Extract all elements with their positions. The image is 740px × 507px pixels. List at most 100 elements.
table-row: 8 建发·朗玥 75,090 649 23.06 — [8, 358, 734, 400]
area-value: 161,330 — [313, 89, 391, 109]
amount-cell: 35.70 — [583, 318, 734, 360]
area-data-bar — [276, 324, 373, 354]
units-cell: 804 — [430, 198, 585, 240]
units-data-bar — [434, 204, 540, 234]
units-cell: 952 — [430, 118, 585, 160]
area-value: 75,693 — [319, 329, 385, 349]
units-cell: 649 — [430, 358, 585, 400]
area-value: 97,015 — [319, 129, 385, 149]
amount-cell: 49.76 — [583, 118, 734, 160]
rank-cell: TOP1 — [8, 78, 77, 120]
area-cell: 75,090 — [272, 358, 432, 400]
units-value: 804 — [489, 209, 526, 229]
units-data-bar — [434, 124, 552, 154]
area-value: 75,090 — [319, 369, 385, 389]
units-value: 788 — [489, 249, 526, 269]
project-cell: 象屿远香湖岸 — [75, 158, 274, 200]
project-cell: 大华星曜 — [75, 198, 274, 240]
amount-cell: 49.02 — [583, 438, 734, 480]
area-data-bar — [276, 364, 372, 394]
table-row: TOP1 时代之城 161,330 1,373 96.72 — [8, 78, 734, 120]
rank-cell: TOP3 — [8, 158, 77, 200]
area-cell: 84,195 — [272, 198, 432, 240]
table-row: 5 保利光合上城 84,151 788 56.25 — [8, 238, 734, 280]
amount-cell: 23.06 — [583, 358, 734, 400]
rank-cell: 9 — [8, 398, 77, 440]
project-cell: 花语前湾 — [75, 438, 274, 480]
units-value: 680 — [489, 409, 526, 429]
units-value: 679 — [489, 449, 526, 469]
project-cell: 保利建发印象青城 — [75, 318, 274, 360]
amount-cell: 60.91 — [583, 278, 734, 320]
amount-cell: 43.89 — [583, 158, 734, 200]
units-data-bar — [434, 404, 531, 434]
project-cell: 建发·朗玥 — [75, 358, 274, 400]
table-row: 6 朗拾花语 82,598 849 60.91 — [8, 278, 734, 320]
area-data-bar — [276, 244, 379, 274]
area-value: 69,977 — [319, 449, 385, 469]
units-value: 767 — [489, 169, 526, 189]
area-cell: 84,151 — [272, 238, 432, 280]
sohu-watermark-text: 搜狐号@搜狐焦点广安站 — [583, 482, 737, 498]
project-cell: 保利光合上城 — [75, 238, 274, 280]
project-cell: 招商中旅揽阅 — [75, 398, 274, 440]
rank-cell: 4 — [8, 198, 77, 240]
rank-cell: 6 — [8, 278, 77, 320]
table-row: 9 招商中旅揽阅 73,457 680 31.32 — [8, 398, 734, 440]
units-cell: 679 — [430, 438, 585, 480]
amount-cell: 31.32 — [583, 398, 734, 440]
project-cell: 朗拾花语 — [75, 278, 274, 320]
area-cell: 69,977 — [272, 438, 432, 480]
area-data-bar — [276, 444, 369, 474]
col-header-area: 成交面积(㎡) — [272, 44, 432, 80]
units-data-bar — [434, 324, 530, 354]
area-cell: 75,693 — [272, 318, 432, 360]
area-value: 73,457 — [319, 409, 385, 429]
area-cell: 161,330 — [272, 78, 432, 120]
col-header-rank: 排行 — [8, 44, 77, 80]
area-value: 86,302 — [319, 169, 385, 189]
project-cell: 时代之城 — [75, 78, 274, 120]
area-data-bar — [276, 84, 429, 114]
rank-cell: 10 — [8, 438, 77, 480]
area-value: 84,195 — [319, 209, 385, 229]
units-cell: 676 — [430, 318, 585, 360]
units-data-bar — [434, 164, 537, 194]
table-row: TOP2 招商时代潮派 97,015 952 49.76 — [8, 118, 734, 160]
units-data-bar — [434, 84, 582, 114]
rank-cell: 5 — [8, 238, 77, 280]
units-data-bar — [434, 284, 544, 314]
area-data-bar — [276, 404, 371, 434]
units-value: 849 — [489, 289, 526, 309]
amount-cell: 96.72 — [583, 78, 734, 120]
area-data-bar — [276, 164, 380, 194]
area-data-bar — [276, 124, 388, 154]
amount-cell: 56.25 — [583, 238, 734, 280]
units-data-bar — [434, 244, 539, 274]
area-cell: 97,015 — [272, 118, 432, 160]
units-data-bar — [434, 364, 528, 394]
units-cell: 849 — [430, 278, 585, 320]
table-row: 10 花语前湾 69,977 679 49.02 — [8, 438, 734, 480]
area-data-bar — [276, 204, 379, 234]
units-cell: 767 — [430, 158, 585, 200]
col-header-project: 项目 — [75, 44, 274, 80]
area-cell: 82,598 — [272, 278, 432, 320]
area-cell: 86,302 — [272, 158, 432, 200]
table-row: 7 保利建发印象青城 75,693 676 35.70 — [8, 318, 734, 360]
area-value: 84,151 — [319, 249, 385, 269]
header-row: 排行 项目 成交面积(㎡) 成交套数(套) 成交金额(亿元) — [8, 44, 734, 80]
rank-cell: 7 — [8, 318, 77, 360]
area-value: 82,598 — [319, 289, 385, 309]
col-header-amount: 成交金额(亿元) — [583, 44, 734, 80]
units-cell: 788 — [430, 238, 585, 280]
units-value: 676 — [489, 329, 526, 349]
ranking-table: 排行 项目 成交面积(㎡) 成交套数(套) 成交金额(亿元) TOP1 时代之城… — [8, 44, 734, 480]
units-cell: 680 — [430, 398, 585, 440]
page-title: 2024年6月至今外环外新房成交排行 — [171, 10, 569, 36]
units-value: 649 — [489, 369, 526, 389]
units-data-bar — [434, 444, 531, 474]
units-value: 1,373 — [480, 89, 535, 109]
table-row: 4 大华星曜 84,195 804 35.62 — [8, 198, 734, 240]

━━━━━━

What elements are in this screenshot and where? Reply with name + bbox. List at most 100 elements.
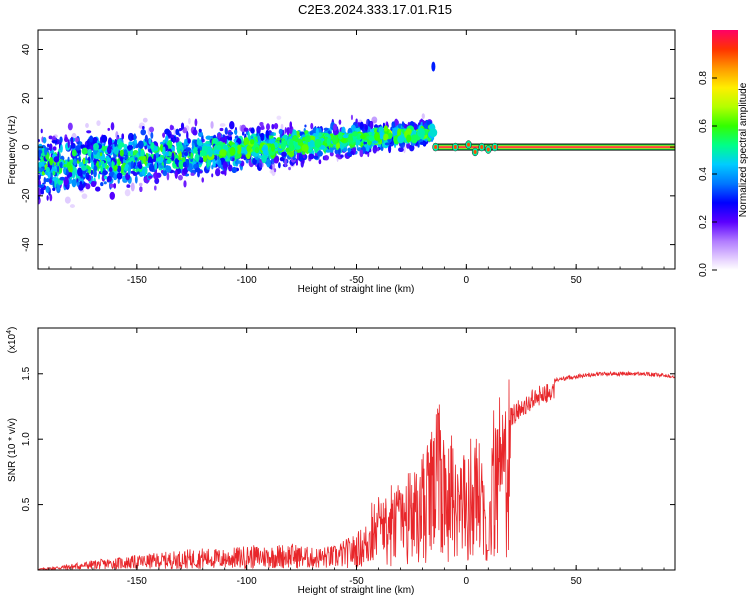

━━━━━━

» WRITTEN INSTRUCTION:
Write everything from the line containing "Extract all elements" down to the line containing "area-data-bar — [276, 244, 379, 274]", both included, as a JSON list of strings. Use one string per line and leave out any blank lines.

» THE ANSWER:
[
  "Extract all elements with their positions. The image is 740px × 507px pixels. List at most 100 elements.",
  "table-row: 8 建发·朗玥 75,090 649 23.06 — [8, 358, 734, 400]",
  "area-value: 161,330 — [313, 89, 391, 109]",
  "amount-cell: 35.70 — [583, 318, 734, 360]",
  "area-data-bar — [276, 324, 373, 354]",
  "units-cell: 804 — [430, 198, 585, 240]",
  "units-data-bar — [434, 204, 540, 234]",
  "units-cell: 952 — [430, 118, 585, 160]",
  "area-value: 75,693 — [319, 329, 385, 349]",
  "units-cell: 649 — [430, 358, 585, 400]",
  "area-value: 97,015 — [319, 129, 385, 149]",
  "amount-cell: 49.76 — [583, 118, 734, 160]",
  "rank-cell: TOP1 — [8, 78, 77, 120]",
  "area-cell: 75,090 — [272, 358, 432, 400]",
  "units-value: 804 — [489, 209, 526, 229]",
  "units-data-bar — [434, 124, 552, 154]",
  "area-value: 75,090 — [319, 369, 385, 389]",
  "units-value: 788 — [489, 249, 526, 269]",
  "project-cell: 象屿远香湖岸 — [75, 158, 274, 200]",
  "project-cell: 大华星曜 — [75, 198, 274, 240]",
  "amount-cell: 49.02 — [583, 438, 734, 480]",
  "area-data-bar — [276, 364, 372, 394]",
  "table-row: TOP1 时代之城 161,330 1,373 96.72 — [8, 78, 734, 120]",
  "rank-cell: TOP3 — [8, 158, 77, 200]",
  "area-cell: 84,195 — [272, 198, 432, 240]",
  "table-row: 5 保利光合上城 84,151 788 56.25 — [8, 238, 734, 280]",
  "amount-cell: 23.06 — [583, 358, 734, 400]",
  "rank-cell: 9 — [8, 398, 77, 440]",
  "project-cell: 花语前湾 — [75, 438, 274, 480]",
  "units-value: 680 — [489, 409, 526, 429]",
  "units-value: 679 — [489, 449, 526, 469]",
  "project-cell: 保利建发印象青城 — [75, 318, 274, 360]",
  "amount-cell: 60.91 — [583, 278, 734, 320]",
  "amount-cell: 43.89 — [583, 158, 734, 200]",
  "units-data-bar — [434, 404, 531, 434]",
  "project-cell: 建发·朗玥 — [75, 358, 274, 400]",
  "table-row: 6 朗拾花语 82,598 849 60.91 — [8, 278, 734, 320]",
  "area-data-bar — [276, 244, 379, 274]"
]